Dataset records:
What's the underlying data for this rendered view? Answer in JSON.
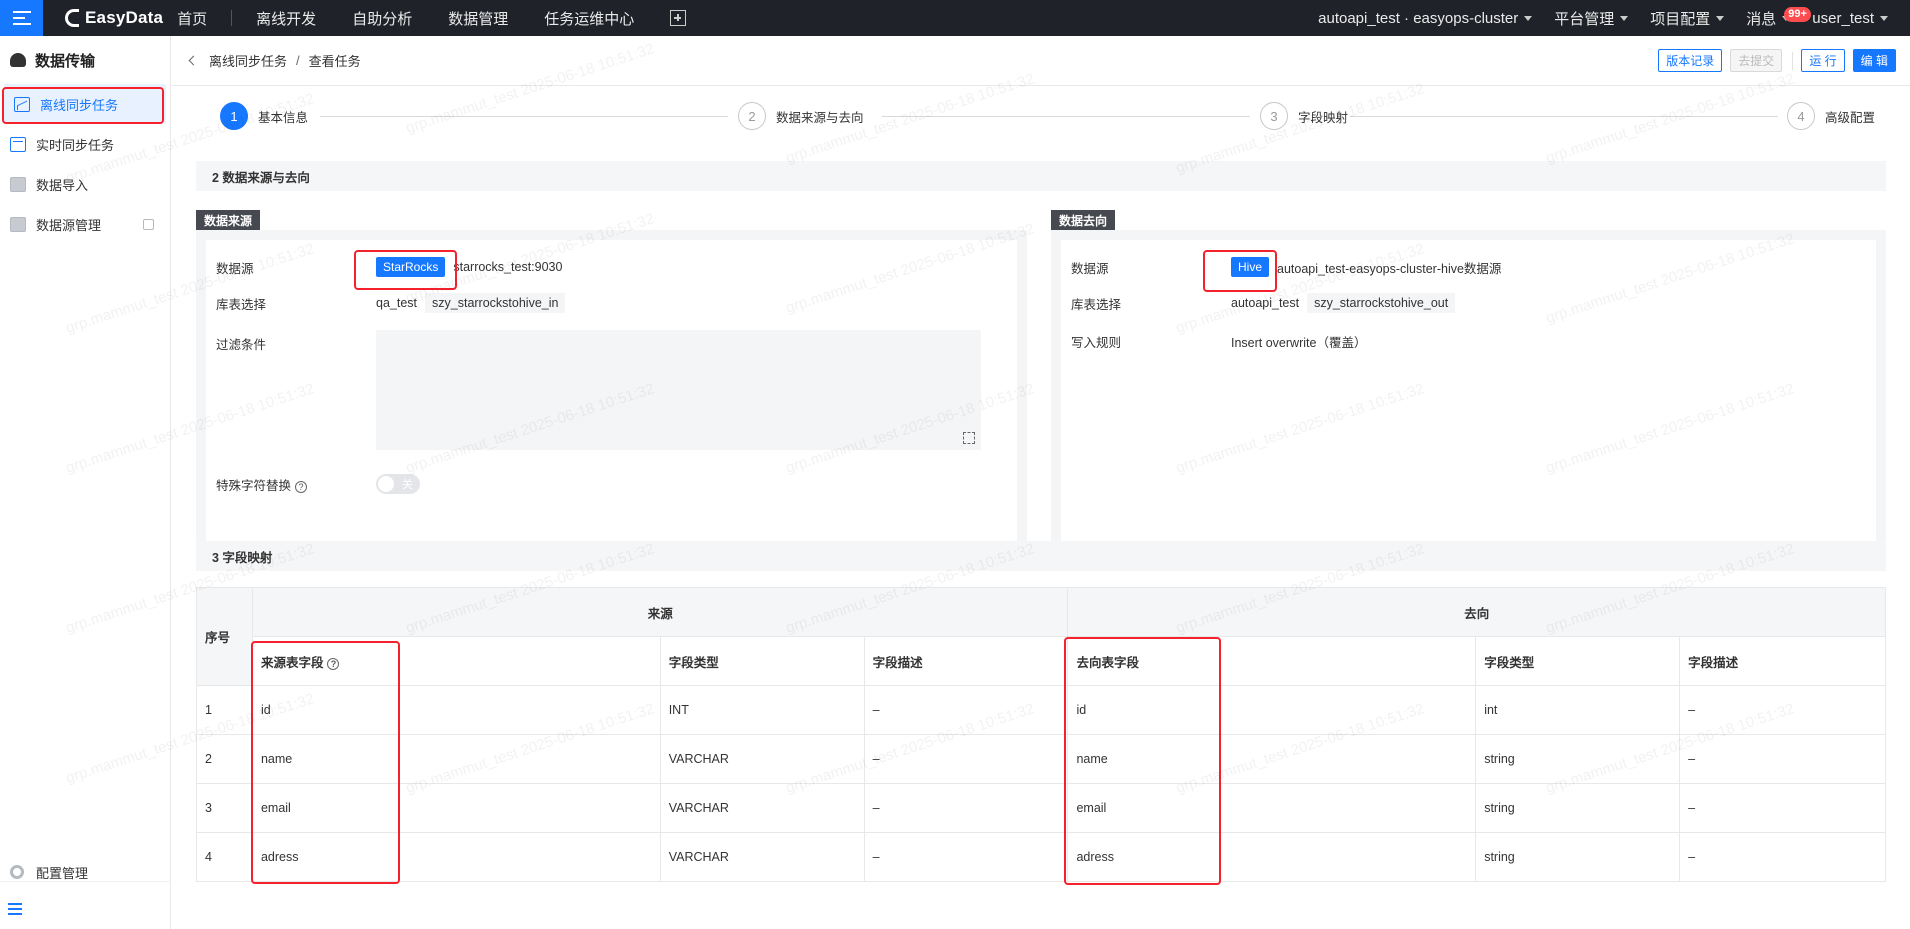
{
  "topnav": {
    "brand": "EasyData",
    "items": [
      "首页",
      "离线开发",
      "自助分析",
      "数据管理",
      "任务运维中心"
    ],
    "right": {
      "project": "autoapi_test · easyops-cluster",
      "platform": "平台管理",
      "project_config": "项目配置",
      "messages": "消息",
      "badge": "99+",
      "user": "user_test"
    }
  },
  "sidebar": {
    "title": "数据传输",
    "items": [
      {
        "label": "离线同步任务"
      },
      {
        "label": "实时同步任务"
      },
      {
        "label": "数据导入"
      },
      {
        "label": "数据源管理"
      }
    ],
    "config": "配置管理"
  },
  "header": {
    "breadcrumb_parent": "离线同步任务",
    "breadcrumb_sep": "/",
    "breadcrumb_current": "查看任务",
    "buttons": {
      "version": "版本记录",
      "submit": "去提交",
      "run": "运 行",
      "edit": "编 辑"
    }
  },
  "steps": [
    {
      "num": "1",
      "label": "基本信息"
    },
    {
      "num": "2",
      "label": "数据来源与去向"
    },
    {
      "num": "3",
      "label": "字段映射"
    },
    {
      "num": "4",
      "label": "高级配置"
    }
  ],
  "section2": {
    "title": "2 数据来源与去向",
    "source": {
      "tag": "数据来源",
      "datasource_label": "数据源",
      "datasource_type": "StarRocks",
      "datasource_name": "starrocks_test:9030",
      "table_label": "库表选择",
      "db": "qa_test",
      "table": "szy_starrockstohive_in",
      "filter_label": "过滤条件",
      "special_label": "特殊字符替换",
      "toggle_text": "关"
    },
    "target": {
      "tag": "数据去向",
      "datasource_label": "数据源",
      "datasource_type": "Hive",
      "datasource_name": "autoapi_test-easyops-cluster-hive数据源",
      "table_label": "库表选择",
      "db": "autoapi_test",
      "table": "szy_starrockstohive_out",
      "write_label": "写入规则",
      "write_value": "Insert overwrite（覆盖）"
    }
  },
  "section3": {
    "title": "3 字段映射",
    "headers": {
      "index": "序号",
      "source": "来源",
      "target": "去向",
      "src_field": "来源表字段",
      "src_type": "字段类型",
      "src_desc": "字段描述",
      "tgt_field": "去向表字段",
      "tgt_type": "字段类型",
      "tgt_desc": "字段描述"
    },
    "rows": [
      {
        "idx": "1",
        "src": "id",
        "stype": "INT",
        "sdesc": "–",
        "tgt": "id",
        "ttype": "int",
        "tdesc": "–"
      },
      {
        "idx": "2",
        "src": "name",
        "stype": "VARCHAR",
        "sdesc": "–",
        "tgt": "name",
        "ttype": "string",
        "tdesc": "–"
      },
      {
        "idx": "3",
        "src": "email",
        "stype": "VARCHAR",
        "sdesc": "–",
        "tgt": "email",
        "ttype": "string",
        "tdesc": "–"
      },
      {
        "idx": "4",
        "src": "adress",
        "stype": "VARCHAR",
        "sdesc": "–",
        "tgt": "adress",
        "ttype": "string",
        "tdesc": "–"
      }
    ]
  },
  "watermark": "grp.mammut_test 2025-06-18 10:51:32",
  "colors": {
    "primary": "#1677ff",
    "highlight": "#f5222d",
    "nav_bg": "#1f2228"
  }
}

§ DO THIS
Print each entry shown above with exact wording and no pictures.

§ EXERCISE RESPONSE
What's the underlying data for this rendered view? Answer in JSON.
{
  "topnav": {
    "brand": "EasyData",
    "items": [
      "首页",
      "离线开发",
      "自助分析",
      "数据管理",
      "任务运维中心"
    ],
    "right": {
      "project": "autoapi_test · easyops-cluster",
      "platform": "平台管理",
      "project_config": "项目配置",
      "messages": "消息",
      "badge": "99+",
      "user": "user_test"
    }
  },
  "sidebar": {
    "title": "数据传输",
    "items": [
      {
        "label": "离线同步任务"
      },
      {
        "label": "实时同步任务"
      },
      {
        "label": "数据导入"
      },
      {
        "label": "数据源管理"
      }
    ],
    "config": "配置管理"
  },
  "header": {
    "breadcrumb_parent": "离线同步任务",
    "breadcrumb_sep": "/",
    "breadcrumb_current": "查看任务",
    "buttons": {
      "version": "版本记录",
      "submit": "去提交",
      "run": "运 行",
      "edit": "编 辑"
    }
  },
  "steps": [
    {
      "num": "1",
      "label": "基本信息"
    },
    {
      "num": "2",
      "label": "数据来源与去向"
    },
    {
      "num": "3",
      "label": "字段映射"
    },
    {
      "num": "4",
      "label": "高级配置"
    }
  ],
  "section2": {
    "title": "2 数据来源与去向",
    "source": {
      "tag": "数据来源",
      "datasource_label": "数据源",
      "datasource_type": "StarRocks",
      "datasource_name": "starrocks_test:9030",
      "table_label": "库表选择",
      "db": "qa_test",
      "table": "szy_starrockstohive_in",
      "filter_label": "过滤条件",
      "special_label": "特殊字符替换",
      "toggle_text": "关"
    },
    "target": {
      "tag": "数据去向",
      "datasource_label": "数据源",
      "datasource_type": "Hive",
      "datasource_name": "autoapi_test-easyops-cluster-hive数据源",
      "table_label": "库表选择",
      "db": "autoapi_test",
      "table": "szy_starrockstohive_out",
      "write_label": "写入规则",
      "write_value": "Insert overwrite（覆盖）"
    }
  },
  "section3": {
    "title": "3 字段映射",
    "headers": {
      "index": "序号",
      "source": "来源",
      "target": "去向",
      "src_field": "来源表字段",
      "src_type": "字段类型",
      "src_desc": "字段描述",
      "tgt_field": "去向表字段",
      "tgt_type": "字段类型",
      "tgt_desc": "字段描述"
    },
    "rows": [
      {
        "idx": "1",
        "src": "id",
        "stype": "INT",
        "sdesc": "–",
        "tgt": "id",
        "ttype": "int",
        "tdesc": "–"
      },
      {
        "idx": "2",
        "src": "name",
        "stype": "VARCHAR",
        "sdesc": "–",
        "tgt": "name",
        "ttype": "string",
        "tdesc": "–"
      },
      {
        "idx": "3",
        "src": "email",
        "stype": "VARCHAR",
        "sdesc": "–",
        "tgt": "email",
        "ttype": "string",
        "tdesc": "–"
      },
      {
        "idx": "4",
        "src": "adress",
        "stype": "VARCHAR",
        "sdesc": "–",
        "tgt": "adress",
        "ttype": "string",
        "tdesc": "–"
      }
    ]
  },
  "watermark": "grp.mammut_test 2025-06-18 10:51:32",
  "colors": {
    "primary": "#1677ff",
    "highlight": "#f5222d",
    "nav_bg": "#1f2228"
  }
}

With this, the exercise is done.